> [Set problem] Return every line of the items below verbatim, with no characters changed, added, or dropped.
---------- Materials provided ----------
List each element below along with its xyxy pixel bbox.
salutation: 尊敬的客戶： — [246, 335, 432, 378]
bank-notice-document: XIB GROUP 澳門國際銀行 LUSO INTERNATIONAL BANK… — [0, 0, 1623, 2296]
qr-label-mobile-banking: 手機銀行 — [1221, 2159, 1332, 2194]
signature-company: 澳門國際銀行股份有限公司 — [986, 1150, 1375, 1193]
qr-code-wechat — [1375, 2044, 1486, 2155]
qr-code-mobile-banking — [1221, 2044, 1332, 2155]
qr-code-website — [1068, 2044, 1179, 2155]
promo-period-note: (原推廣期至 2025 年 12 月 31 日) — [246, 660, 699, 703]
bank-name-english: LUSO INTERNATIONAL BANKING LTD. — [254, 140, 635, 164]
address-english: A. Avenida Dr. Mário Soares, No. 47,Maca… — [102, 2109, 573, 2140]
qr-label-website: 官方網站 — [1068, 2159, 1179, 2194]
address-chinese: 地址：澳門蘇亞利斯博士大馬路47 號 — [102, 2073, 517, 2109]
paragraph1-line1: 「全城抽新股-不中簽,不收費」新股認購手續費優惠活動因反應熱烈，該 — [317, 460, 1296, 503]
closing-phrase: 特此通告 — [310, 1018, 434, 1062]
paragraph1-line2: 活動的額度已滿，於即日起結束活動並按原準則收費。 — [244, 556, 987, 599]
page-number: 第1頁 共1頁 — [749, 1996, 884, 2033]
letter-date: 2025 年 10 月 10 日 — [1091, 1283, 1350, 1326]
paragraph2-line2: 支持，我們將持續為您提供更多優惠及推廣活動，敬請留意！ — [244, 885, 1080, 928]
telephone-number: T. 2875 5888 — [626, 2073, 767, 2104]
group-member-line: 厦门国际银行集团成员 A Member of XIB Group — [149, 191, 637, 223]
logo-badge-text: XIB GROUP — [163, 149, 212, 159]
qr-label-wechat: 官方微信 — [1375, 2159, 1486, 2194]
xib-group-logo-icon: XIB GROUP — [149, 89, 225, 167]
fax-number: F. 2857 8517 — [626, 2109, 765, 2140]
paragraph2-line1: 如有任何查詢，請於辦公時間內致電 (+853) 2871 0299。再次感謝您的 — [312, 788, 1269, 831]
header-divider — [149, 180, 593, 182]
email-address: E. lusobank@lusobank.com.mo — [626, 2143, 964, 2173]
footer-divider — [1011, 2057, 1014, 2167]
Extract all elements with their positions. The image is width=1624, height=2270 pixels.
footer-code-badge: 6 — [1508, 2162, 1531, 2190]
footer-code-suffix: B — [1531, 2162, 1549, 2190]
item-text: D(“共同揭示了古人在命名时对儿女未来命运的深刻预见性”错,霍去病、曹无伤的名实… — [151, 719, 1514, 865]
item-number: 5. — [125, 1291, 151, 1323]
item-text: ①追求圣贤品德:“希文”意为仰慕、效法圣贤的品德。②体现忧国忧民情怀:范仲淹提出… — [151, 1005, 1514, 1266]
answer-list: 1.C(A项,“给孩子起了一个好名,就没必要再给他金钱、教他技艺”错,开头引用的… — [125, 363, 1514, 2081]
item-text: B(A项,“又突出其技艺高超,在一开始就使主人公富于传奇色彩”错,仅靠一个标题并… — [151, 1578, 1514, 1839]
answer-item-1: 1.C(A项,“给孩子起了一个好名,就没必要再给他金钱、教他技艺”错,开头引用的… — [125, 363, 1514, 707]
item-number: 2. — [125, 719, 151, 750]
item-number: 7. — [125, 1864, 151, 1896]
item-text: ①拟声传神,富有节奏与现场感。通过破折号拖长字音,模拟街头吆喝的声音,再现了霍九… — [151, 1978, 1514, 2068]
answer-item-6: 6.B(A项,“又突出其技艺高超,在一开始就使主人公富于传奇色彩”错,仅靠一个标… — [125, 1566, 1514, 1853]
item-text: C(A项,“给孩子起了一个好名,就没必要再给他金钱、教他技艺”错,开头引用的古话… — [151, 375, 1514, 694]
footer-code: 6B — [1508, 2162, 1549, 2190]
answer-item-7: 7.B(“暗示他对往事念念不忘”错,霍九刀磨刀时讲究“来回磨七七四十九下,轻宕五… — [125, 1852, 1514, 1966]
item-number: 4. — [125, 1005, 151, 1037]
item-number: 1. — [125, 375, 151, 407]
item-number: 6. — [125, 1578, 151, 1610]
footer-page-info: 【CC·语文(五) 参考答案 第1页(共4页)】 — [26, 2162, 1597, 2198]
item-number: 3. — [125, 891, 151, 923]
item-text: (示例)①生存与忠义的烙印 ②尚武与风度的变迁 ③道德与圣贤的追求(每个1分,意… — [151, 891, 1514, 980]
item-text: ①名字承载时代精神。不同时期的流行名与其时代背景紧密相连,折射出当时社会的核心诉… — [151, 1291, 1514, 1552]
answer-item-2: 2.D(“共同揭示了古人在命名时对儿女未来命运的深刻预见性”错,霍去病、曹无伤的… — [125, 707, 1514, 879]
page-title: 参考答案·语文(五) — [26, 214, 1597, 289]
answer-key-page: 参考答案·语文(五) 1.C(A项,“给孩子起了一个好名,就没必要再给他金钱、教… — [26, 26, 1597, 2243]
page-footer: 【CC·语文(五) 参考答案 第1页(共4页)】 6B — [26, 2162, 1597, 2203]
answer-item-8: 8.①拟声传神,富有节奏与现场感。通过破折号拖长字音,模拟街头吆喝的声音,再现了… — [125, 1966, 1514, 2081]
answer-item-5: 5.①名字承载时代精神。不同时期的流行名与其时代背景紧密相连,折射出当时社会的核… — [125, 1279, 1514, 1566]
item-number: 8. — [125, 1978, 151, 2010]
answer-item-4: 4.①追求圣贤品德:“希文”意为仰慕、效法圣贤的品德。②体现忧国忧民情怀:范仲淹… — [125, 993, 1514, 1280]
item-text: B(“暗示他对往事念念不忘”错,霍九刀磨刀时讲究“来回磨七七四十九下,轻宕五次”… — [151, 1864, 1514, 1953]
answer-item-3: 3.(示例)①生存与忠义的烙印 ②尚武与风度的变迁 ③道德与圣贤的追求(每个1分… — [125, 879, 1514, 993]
----------
> [Solution below]
List each element below along with its xyxy pixel bbox.
salutation: 尊敬的客戶： — [246, 335, 432, 378]
bank-notice-document: XIB GROUP 澳門國際銀行 LUSO INTERNATIONAL BANK… — [0, 0, 1623, 2296]
qr-label-mobile-banking: 手機銀行 — [1221, 2159, 1332, 2194]
signature-company: 澳門國際銀行股份有限公司 — [986, 1150, 1375, 1193]
qr-code-wechat — [1375, 2044, 1486, 2155]
qr-code-mobile-banking — [1221, 2044, 1332, 2155]
qr-code-website — [1068, 2044, 1179, 2155]
promo-period-note: (原推廣期至 2025 年 12 月 31 日) — [246, 660, 699, 703]
bank-name-english: LUSO INTERNATIONAL BANKING LTD. — [254, 140, 635, 164]
address-english: A. Avenida Dr. Mário Soares, No. 47,Maca… — [102, 2109, 573, 2140]
qr-label-website: 官方網站 — [1068, 2159, 1179, 2194]
address-chinese: 地址：澳門蘇亞利斯博士大馬路47 號 — [102, 2073, 517, 2109]
paragraph1-line1: 「全城抽新股-不中簽,不收費」新股認購手續費優惠活動因反應熱烈，該 — [317, 460, 1296, 503]
closing-phrase: 特此通告 — [310, 1018, 434, 1062]
paragraph1-line2: 活動的額度已滿，於即日起結束活動並按原準則收費。 — [244, 556, 987, 599]
page-number: 第1頁 共1頁 — [749, 1996, 884, 2033]
letter-date: 2025 年 10 月 10 日 — [1091, 1283, 1350, 1326]
paragraph2-line2: 支持，我們將持續為您提供更多優惠及推廣活動，敬請留意！ — [244, 885, 1080, 928]
telephone-number: T. 2875 5888 — [626, 2073, 767, 2104]
group-member-line: 厦门国际银行集团成员 A Member of XIB Group — [149, 191, 637, 223]
logo-badge-text: XIB GROUP — [163, 149, 212, 159]
qr-label-wechat: 官方微信 — [1375, 2159, 1486, 2194]
xib-group-logo-icon: XIB GROUP — [149, 89, 225, 167]
fax-number: F. 2857 8517 — [626, 2109, 765, 2140]
paragraph2-line1: 如有任何查詢，請於辦公時間內致電 (+853) 2871 0299。再次感謝您的 — [312, 788, 1269, 831]
header-divider — [149, 180, 593, 182]
email-address: E. lusobank@lusobank.com.mo — [626, 2143, 964, 2173]
footer-divider — [1011, 2057, 1014, 2167]
Extract all elements with their positions. The image is width=1624, height=2270 pixels.
footer-code-badge: 6 — [1508, 2162, 1531, 2190]
footer-code-suffix: B — [1531, 2162, 1549, 2190]
item-text: D(“共同揭示了古人在命名时对儿女未来命运的深刻预见性”错,霍去病、曹无伤的名实… — [151, 719, 1514, 865]
item-number: 5. — [125, 1291, 151, 1323]
item-text: ①追求圣贤品德:“希文”意为仰慕、效法圣贤的品德。②体现忧国忧民情怀:范仲淹提出… — [151, 1005, 1514, 1266]
answer-list: 1.C(A项,“给孩子起了一个好名,就没必要再给他金钱、教他技艺”错,开头引用的… — [125, 363, 1514, 2081]
item-text: B(A项,“又突出其技艺高超,在一开始就使主人公富于传奇色彩”错,仅靠一个标题并… — [151, 1578, 1514, 1839]
answer-item-1: 1.C(A项,“给孩子起了一个好名,就没必要再给他金钱、教他技艺”错,开头引用的… — [125, 363, 1514, 707]
item-number: 2. — [125, 719, 151, 750]
item-number: 7. — [125, 1864, 151, 1896]
item-text: ①拟声传神,富有节奏与现场感。通过破折号拖长字音,模拟街头吆喝的声音,再现了霍九… — [151, 1978, 1514, 2068]
answer-item-6: 6.B(A项,“又突出其技艺高超,在一开始就使主人公富于传奇色彩”错,仅靠一个标… — [125, 1566, 1514, 1853]
item-text: C(A项,“给孩子起了一个好名,就没必要再给他金钱、教他技艺”错,开头引用的古话… — [151, 375, 1514, 694]
footer-code: 6B — [1508, 2162, 1549, 2190]
answer-item-7: 7.B(“暗示他对往事念念不忘”错,霍九刀磨刀时讲究“来回磨七七四十九下,轻宕五… — [125, 1852, 1514, 1966]
item-number: 4. — [125, 1005, 151, 1037]
item-number: 1. — [125, 375, 151, 407]
item-number: 6. — [125, 1578, 151, 1610]
footer-page-info: 【CC·语文(五) 参考答案 第1页(共4页)】 — [26, 2162, 1597, 2198]
item-number: 3. — [125, 891, 151, 923]
item-text: (示例)①生存与忠义的烙印 ②尚武与风度的变迁 ③道德与圣贤的追求(每个1分,意… — [151, 891, 1514, 980]
item-text: ①名字承载时代精神。不同时期的流行名与其时代背景紧密相连,折射出当时社会的核心诉… — [151, 1291, 1514, 1552]
answer-item-2: 2.D(“共同揭示了古人在命名时对儿女未来命运的深刻预见性”错,霍去病、曹无伤的… — [125, 707, 1514, 879]
page-title: 参考答案·语文(五) — [26, 214, 1597, 289]
answer-key-page: 参考答案·语文(五) 1.C(A项,“给孩子起了一个好名,就没必要再给他金钱、教… — [26, 26, 1597, 2243]
page-footer: 【CC·语文(五) 参考答案 第1页(共4页)】 6B — [26, 2162, 1597, 2203]
answer-item-8: 8.①拟声传神,富有节奏与现场感。通过破折号拖长字音,模拟街头吆喝的声音,再现了… — [125, 1966, 1514, 2081]
answer-item-5: 5.①名字承载时代精神。不同时期的流行名与其时代背景紧密相连,折射出当时社会的核… — [125, 1279, 1514, 1566]
item-number: 8. — [125, 1978, 151, 2010]
answer-item-4: 4.①追求圣贤品德:“希文”意为仰慕、效法圣贤的品德。②体现忧国忧民情怀:范仲淹… — [125, 993, 1514, 1280]
item-text: B(“暗示他对往事念念不忘”错,霍九刀磨刀时讲究“来回磨七七四十九下,轻宕五次”… — [151, 1864, 1514, 1953]
answer-item-3: 3.(示例)①生存与忠义的烙印 ②尚武与风度的变迁 ③道德与圣贤的追求(每个1分… — [125, 879, 1514, 993]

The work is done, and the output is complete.